● **YOUR TASK**:
Gather every line that includes the word "door", please.

● **RECORDS TO PROCESS**:
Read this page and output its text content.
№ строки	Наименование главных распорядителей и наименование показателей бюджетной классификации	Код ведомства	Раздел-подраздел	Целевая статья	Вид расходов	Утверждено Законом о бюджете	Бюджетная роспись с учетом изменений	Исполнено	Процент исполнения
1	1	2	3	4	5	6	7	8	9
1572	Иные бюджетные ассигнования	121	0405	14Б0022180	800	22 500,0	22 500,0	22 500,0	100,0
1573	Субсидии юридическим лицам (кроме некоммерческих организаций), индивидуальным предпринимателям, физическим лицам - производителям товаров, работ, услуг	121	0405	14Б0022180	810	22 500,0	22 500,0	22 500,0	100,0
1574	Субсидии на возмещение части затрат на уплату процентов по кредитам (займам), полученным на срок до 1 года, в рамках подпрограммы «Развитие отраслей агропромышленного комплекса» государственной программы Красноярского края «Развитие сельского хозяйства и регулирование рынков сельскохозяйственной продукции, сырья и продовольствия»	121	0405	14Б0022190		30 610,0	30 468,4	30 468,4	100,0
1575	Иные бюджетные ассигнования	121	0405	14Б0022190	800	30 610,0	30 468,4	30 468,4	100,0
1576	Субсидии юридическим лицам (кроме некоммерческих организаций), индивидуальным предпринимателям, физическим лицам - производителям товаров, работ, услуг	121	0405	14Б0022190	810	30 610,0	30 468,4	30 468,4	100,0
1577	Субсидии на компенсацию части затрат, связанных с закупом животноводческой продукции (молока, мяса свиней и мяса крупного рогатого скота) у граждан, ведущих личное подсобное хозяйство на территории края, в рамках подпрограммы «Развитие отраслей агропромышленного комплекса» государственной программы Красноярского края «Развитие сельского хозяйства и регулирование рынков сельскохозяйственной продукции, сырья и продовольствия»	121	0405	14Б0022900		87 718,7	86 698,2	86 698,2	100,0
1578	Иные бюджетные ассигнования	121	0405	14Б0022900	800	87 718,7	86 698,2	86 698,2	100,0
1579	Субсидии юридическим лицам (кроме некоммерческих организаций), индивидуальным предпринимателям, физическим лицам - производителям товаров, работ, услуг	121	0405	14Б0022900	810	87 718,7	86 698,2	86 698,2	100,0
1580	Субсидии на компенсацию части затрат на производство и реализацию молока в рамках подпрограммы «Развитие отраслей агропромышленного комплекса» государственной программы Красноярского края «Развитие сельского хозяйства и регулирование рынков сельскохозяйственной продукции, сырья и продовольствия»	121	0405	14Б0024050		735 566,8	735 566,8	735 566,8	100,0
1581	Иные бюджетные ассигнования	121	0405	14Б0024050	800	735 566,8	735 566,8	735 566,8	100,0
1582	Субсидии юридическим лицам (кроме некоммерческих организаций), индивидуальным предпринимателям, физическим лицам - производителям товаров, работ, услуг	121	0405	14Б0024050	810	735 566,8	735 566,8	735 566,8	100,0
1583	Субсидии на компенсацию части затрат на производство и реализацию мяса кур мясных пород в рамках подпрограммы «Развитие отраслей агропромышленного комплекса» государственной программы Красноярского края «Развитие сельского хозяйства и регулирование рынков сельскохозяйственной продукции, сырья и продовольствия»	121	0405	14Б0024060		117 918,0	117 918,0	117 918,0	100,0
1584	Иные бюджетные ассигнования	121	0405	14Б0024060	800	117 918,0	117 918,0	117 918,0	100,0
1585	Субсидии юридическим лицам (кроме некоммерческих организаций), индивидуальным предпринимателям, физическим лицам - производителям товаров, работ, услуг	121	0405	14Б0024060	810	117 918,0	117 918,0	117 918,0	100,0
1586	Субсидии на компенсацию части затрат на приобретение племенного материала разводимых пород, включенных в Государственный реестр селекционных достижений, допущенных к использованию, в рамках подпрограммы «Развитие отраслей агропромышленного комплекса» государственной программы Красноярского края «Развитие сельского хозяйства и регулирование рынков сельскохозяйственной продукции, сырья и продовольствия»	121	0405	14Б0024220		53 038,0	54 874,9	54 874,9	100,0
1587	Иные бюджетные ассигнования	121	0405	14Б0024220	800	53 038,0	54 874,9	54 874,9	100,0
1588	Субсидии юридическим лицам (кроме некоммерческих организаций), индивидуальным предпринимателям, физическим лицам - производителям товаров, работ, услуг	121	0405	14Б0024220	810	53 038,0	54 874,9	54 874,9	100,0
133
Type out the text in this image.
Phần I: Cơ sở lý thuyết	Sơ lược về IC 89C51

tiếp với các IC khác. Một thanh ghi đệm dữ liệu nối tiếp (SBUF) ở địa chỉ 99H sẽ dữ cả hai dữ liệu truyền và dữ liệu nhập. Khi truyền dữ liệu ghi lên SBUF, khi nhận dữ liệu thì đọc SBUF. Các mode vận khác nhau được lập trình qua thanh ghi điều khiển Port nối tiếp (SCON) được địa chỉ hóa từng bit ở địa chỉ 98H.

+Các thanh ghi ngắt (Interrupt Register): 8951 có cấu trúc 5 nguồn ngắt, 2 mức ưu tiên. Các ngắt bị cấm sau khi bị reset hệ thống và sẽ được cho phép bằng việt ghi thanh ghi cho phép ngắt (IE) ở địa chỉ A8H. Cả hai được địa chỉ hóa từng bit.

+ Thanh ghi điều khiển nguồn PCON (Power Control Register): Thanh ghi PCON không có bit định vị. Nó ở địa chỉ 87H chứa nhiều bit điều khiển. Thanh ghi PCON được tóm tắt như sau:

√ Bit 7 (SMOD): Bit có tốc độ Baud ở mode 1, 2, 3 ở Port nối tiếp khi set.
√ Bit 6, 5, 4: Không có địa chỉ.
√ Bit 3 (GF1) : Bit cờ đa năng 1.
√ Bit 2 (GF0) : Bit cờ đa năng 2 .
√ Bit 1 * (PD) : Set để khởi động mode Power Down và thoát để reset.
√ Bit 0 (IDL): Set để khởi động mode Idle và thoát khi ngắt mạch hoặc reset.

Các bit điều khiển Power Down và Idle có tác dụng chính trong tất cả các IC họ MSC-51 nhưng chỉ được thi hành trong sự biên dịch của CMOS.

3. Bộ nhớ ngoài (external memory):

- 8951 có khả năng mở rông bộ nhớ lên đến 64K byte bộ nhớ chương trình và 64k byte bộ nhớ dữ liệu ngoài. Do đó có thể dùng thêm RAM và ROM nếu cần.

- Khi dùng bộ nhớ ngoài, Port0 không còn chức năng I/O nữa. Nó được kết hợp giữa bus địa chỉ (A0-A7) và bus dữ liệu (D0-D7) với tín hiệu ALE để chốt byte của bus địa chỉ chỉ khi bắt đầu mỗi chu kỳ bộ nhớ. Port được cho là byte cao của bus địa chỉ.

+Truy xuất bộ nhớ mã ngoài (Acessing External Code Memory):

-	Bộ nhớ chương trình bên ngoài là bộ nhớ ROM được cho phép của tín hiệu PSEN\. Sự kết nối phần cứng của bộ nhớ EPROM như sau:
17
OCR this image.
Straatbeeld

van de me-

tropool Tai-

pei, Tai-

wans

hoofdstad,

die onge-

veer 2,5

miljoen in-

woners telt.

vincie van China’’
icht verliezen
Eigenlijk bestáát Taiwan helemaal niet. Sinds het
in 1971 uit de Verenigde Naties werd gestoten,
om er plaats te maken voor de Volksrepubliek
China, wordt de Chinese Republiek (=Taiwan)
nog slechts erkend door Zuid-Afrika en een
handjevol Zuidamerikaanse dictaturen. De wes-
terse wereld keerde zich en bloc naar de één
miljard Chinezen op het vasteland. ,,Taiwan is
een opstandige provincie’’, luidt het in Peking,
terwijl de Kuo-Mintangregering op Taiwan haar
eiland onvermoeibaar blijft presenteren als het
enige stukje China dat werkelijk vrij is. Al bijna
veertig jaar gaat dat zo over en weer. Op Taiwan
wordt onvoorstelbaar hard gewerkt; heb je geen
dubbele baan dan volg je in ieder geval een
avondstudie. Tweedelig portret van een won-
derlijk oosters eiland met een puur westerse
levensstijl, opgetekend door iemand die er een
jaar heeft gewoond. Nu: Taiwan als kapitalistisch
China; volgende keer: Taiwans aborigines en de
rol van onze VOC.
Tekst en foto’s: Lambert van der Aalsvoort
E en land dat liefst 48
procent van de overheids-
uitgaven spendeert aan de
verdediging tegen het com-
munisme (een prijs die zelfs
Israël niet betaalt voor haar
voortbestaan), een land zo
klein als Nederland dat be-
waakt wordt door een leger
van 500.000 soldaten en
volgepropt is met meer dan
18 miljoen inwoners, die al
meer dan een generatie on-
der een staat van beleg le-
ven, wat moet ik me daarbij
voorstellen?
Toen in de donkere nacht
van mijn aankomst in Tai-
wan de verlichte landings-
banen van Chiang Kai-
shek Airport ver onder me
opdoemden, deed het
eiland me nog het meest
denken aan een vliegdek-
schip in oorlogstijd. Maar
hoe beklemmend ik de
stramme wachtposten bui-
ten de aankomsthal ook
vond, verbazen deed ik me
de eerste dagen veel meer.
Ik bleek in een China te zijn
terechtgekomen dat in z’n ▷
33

● **RESPONSE**:
nog slechts erkend door Zuid-Afrika en een
levensstijl, opgetekend door iemand die er een
waakt wordt door een leger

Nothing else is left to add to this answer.